*Direction*: Render the lines as a numbered list, from the start of the rows through the line containing "What elements are", with both ends included. Skip blank lines and leave the pictures out.
• • •
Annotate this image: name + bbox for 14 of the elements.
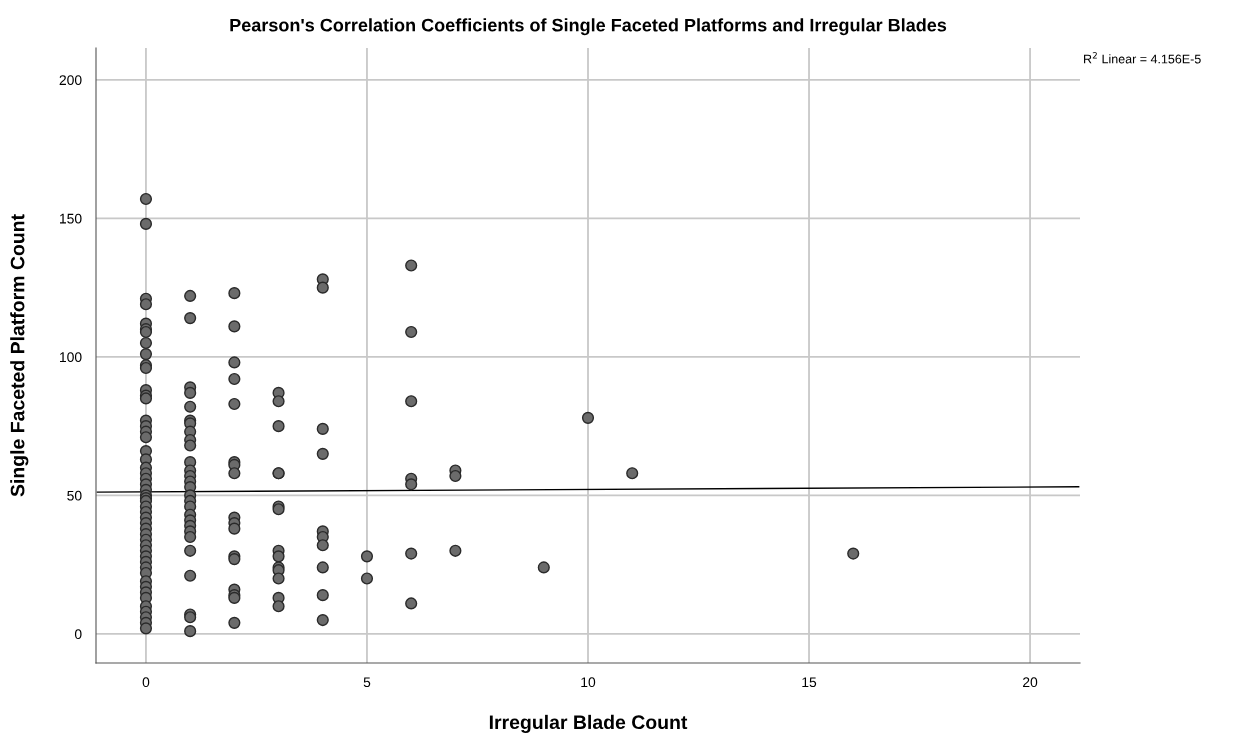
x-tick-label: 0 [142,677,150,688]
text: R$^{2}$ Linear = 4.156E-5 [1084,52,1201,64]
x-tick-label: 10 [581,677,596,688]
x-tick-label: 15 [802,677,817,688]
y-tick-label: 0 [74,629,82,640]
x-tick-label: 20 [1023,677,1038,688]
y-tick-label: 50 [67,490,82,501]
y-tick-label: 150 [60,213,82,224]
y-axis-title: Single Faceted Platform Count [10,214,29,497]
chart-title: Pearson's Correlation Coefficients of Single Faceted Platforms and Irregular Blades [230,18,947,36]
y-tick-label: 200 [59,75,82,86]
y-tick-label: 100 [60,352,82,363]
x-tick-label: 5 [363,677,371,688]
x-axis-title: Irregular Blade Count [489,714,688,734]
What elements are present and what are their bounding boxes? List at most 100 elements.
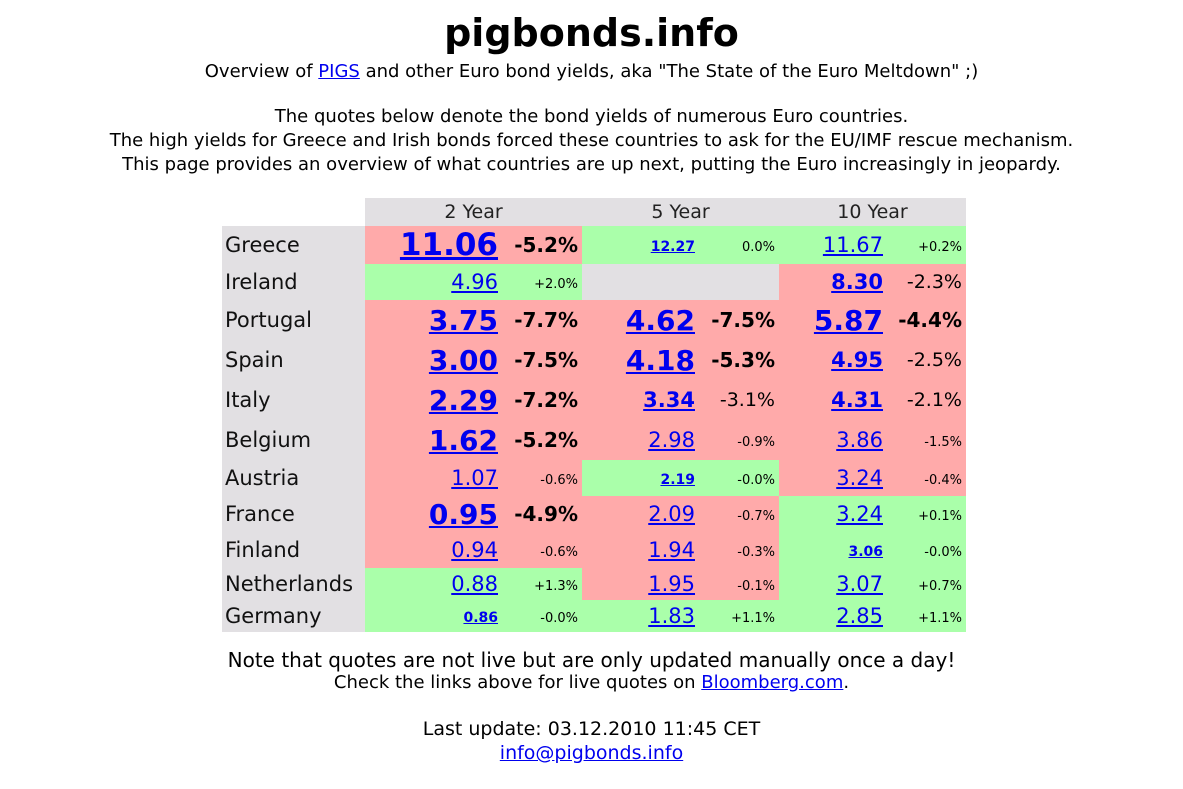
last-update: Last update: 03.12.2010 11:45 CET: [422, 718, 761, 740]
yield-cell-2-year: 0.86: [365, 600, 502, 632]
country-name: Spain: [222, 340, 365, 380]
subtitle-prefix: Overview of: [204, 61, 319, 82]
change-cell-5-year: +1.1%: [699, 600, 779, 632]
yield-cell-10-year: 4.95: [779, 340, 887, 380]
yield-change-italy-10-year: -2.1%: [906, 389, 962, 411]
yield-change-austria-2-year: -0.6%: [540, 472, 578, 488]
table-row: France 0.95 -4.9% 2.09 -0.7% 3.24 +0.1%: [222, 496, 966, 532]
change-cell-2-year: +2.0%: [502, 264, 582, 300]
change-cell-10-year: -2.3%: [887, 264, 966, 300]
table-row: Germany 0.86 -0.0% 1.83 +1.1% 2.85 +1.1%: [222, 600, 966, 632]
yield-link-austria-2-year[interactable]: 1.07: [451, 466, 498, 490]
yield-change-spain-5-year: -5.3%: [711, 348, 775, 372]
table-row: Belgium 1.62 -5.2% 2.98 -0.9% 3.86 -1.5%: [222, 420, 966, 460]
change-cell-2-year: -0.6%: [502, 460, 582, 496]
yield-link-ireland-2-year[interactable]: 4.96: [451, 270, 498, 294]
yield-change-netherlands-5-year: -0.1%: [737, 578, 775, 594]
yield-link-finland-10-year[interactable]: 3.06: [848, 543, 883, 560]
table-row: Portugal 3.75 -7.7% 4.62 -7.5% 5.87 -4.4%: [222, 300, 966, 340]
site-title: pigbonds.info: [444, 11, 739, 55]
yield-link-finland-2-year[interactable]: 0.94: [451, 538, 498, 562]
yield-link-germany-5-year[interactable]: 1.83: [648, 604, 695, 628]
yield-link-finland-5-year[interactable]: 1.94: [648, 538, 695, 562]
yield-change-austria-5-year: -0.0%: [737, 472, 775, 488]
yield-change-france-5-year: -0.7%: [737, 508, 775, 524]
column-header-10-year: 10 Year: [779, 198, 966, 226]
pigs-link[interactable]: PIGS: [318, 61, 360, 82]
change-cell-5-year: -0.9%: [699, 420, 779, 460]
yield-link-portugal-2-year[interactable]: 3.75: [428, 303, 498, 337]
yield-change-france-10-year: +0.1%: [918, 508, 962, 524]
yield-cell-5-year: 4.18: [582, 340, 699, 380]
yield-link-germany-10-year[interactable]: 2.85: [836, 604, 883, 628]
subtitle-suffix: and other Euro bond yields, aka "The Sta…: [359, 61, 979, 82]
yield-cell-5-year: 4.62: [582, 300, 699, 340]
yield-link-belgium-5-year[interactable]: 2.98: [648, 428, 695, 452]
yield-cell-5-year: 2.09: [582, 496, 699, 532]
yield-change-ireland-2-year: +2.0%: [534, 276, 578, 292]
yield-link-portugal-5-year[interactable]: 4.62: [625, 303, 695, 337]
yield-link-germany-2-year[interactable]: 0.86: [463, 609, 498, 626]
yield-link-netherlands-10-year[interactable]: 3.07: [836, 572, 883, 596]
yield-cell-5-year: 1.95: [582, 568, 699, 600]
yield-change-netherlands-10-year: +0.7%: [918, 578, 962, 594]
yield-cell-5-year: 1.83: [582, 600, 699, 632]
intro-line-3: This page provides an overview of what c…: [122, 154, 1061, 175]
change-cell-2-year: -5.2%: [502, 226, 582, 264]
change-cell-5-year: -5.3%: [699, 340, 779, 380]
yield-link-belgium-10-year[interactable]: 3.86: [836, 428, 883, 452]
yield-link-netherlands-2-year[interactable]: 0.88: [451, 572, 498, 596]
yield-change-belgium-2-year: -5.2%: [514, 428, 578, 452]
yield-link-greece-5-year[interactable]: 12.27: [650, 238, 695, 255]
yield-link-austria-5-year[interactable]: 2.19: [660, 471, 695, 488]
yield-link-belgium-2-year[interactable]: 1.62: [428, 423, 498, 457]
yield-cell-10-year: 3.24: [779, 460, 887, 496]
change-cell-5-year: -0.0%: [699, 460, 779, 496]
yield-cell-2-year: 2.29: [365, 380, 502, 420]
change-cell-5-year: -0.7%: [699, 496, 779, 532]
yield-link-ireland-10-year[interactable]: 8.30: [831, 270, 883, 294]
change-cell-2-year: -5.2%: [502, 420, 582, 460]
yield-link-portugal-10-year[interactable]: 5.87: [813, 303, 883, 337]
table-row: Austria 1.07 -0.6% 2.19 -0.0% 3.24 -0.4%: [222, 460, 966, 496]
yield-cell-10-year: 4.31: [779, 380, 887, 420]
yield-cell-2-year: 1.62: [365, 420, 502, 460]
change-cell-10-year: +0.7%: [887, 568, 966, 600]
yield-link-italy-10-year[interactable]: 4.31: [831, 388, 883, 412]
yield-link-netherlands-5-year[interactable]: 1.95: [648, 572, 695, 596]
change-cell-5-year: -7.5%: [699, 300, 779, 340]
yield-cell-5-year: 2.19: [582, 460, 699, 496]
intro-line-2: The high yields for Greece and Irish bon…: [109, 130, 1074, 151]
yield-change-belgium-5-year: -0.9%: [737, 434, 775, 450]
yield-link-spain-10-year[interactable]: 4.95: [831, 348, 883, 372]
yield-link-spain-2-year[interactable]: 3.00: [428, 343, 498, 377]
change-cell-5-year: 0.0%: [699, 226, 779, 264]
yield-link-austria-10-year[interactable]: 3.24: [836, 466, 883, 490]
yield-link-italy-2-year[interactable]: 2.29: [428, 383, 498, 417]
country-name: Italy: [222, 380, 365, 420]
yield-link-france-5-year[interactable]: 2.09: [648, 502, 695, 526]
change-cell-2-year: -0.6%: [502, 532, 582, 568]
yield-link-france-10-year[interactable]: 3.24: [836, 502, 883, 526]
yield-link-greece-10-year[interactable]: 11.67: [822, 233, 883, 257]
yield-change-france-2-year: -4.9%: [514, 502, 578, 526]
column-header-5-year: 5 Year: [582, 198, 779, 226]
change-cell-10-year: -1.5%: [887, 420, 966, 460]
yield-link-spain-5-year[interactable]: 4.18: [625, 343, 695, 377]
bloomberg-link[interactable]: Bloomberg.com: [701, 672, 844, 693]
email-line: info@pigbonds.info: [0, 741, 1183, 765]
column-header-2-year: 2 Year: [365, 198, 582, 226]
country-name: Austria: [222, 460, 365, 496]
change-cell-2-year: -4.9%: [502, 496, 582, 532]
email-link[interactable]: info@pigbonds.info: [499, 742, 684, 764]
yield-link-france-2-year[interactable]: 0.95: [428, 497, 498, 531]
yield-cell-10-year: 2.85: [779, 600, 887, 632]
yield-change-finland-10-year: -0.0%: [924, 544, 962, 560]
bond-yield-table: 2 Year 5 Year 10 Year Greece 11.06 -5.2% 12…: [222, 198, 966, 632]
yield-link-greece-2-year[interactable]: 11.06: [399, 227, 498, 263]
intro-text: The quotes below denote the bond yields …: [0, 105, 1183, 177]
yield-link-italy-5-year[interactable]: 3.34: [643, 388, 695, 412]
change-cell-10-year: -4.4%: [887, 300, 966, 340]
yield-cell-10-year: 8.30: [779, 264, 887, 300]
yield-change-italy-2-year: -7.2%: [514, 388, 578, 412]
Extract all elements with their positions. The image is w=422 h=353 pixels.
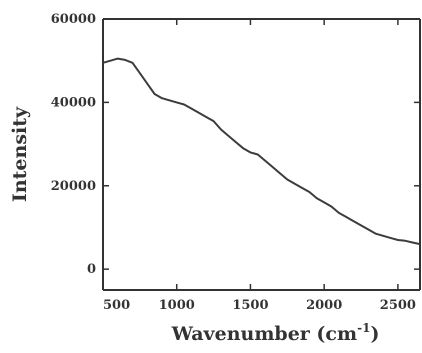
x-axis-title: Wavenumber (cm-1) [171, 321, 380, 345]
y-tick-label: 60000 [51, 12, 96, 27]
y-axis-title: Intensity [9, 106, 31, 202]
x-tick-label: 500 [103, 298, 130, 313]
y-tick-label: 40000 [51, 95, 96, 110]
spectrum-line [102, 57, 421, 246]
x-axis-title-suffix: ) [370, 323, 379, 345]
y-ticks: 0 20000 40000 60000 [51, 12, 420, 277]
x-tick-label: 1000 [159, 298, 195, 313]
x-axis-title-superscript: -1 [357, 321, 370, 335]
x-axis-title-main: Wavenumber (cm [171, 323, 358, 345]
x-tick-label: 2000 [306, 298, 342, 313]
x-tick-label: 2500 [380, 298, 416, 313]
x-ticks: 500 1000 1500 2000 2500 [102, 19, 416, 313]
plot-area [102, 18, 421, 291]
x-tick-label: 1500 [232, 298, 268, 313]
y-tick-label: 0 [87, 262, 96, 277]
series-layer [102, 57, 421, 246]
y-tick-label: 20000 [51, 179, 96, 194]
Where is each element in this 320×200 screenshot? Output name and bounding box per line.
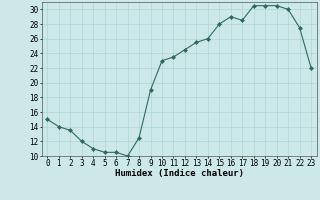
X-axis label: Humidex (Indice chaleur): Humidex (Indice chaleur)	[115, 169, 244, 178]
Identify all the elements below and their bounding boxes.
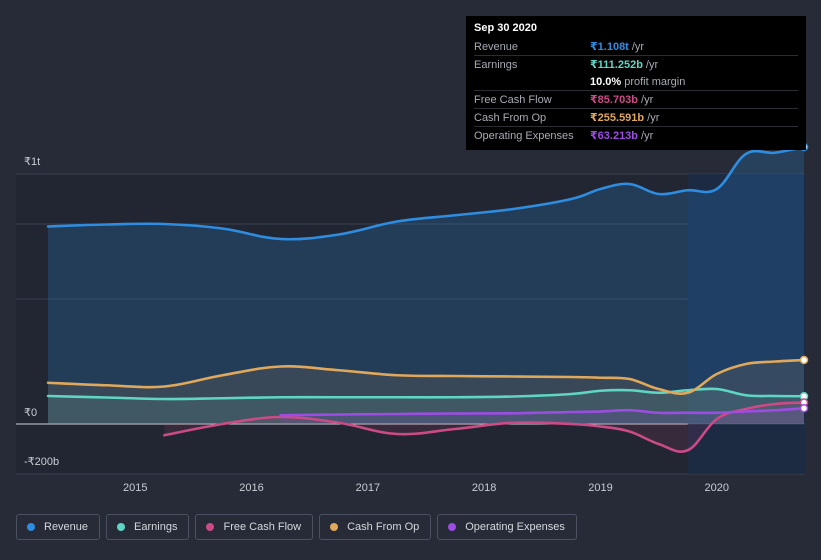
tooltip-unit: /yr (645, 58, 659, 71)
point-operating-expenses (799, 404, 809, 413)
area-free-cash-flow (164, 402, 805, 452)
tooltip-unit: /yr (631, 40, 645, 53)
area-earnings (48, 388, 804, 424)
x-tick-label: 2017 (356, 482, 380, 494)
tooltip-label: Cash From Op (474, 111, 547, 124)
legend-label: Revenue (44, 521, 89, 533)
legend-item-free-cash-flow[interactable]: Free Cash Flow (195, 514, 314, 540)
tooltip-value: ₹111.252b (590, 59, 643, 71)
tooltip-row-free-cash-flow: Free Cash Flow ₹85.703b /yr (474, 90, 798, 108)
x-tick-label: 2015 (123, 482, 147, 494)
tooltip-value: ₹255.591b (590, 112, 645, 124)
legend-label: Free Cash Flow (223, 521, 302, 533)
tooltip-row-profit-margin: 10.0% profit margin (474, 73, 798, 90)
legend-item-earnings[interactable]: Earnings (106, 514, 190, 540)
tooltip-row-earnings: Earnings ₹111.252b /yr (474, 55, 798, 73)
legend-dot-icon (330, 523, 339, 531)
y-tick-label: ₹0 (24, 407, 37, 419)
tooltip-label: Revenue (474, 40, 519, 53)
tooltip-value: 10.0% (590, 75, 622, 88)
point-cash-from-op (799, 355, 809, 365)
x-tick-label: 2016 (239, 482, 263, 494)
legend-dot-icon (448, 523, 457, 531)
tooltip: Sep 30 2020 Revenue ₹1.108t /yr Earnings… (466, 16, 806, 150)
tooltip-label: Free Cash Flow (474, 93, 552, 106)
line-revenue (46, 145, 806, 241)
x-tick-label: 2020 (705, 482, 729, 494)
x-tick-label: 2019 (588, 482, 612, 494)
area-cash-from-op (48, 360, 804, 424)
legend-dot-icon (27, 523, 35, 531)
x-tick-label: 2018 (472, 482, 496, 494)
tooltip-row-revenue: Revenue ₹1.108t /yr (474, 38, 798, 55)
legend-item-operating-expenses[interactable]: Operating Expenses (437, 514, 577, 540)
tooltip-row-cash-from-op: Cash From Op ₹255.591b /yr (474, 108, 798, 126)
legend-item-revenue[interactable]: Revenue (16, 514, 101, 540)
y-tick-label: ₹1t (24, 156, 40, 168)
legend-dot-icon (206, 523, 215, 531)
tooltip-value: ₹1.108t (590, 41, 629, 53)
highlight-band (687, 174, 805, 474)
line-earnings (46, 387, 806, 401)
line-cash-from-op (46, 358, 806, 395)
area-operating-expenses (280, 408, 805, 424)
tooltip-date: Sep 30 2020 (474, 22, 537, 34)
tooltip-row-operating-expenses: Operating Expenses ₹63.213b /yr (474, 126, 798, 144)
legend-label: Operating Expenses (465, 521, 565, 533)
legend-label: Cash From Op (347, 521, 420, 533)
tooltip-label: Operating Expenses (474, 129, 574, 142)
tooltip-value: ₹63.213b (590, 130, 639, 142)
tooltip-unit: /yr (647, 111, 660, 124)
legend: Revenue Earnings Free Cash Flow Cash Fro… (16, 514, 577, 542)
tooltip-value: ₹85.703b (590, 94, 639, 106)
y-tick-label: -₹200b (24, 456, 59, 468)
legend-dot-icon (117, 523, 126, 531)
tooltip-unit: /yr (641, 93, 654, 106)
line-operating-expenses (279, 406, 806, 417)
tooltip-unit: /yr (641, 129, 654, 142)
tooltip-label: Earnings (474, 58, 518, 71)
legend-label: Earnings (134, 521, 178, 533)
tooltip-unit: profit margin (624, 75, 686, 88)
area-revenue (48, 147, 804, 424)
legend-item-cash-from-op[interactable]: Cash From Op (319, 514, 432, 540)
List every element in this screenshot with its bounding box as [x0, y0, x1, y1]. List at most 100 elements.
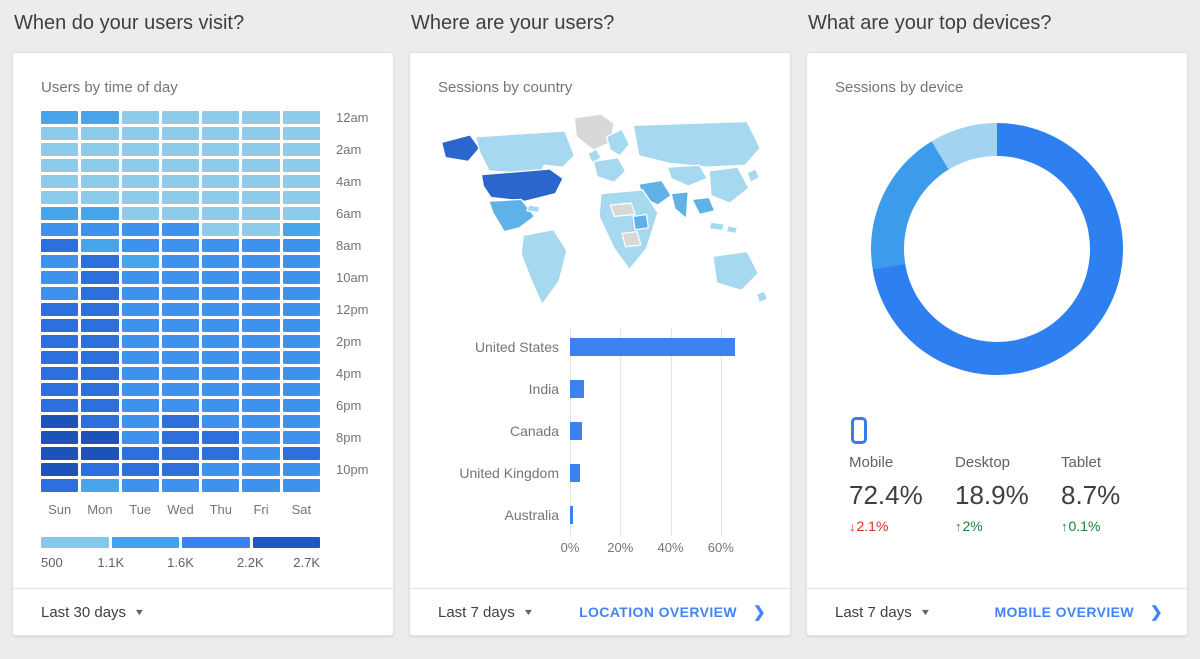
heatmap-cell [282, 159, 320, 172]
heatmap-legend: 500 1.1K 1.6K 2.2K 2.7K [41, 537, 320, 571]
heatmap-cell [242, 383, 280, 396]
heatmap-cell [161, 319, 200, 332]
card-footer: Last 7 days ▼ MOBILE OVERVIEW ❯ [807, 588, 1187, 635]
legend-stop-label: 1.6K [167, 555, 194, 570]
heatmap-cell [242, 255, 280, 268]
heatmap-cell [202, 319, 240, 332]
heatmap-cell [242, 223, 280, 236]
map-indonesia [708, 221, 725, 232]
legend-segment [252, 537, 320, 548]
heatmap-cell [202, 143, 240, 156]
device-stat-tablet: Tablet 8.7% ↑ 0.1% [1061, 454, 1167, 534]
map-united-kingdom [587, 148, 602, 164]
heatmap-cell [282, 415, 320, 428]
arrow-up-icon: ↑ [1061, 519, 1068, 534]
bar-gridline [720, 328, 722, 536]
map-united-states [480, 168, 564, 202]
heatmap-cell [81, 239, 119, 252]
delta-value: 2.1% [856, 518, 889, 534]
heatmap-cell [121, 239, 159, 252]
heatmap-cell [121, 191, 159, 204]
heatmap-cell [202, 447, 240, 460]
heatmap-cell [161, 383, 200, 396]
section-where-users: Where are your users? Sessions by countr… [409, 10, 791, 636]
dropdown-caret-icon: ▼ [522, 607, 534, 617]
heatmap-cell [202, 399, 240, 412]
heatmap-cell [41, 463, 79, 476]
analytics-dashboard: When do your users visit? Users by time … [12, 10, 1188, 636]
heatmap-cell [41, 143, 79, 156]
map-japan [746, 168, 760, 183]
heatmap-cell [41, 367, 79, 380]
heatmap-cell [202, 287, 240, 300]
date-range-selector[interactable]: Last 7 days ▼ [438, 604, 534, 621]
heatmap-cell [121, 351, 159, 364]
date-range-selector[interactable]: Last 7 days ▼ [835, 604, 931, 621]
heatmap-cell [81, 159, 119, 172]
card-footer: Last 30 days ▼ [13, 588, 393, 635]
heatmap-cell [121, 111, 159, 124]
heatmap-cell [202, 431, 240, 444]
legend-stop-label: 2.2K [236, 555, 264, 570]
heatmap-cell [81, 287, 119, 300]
• • •
*Final result*:
1. Annotate this image: name + bbox for 14 of the elements.
2. x-tick-label: 0 [142,677,150,688]
3. text: R$^{2}$ Linear = 4.156E-5 [1084,52,1201,64]
4. x-tick-label: 10 [581,677,596,688]
5. x-tick-label: 15 [802,677,817,688]
6. y-tick-label: 0 [74,629,82,640]
7. x-tick-label: 20 [1023,677,1038,688]
8. y-tick-label: 50 [67,490,82,501]
9. y-tick-label: 150 [60,213,82,224]
10. y-axis-title: Single Faceted Platform Count [10,214,29,497]
11. chart-title: Pearson's Correlation Coefficients of Single Faceted Platforms and Irregular Blades [230,18,947,36]
12. y-tick-label: 200 [59,75,82,86]
13. y-tick-label: 100 [60,352,82,363]
14. x-tick-label: 5 [363,677,371,688]
15. x-axis-title: Irregular Blade Count [489,714,688,734]
16. What elements are present and what are their bounding boxes? List at most 100 elements.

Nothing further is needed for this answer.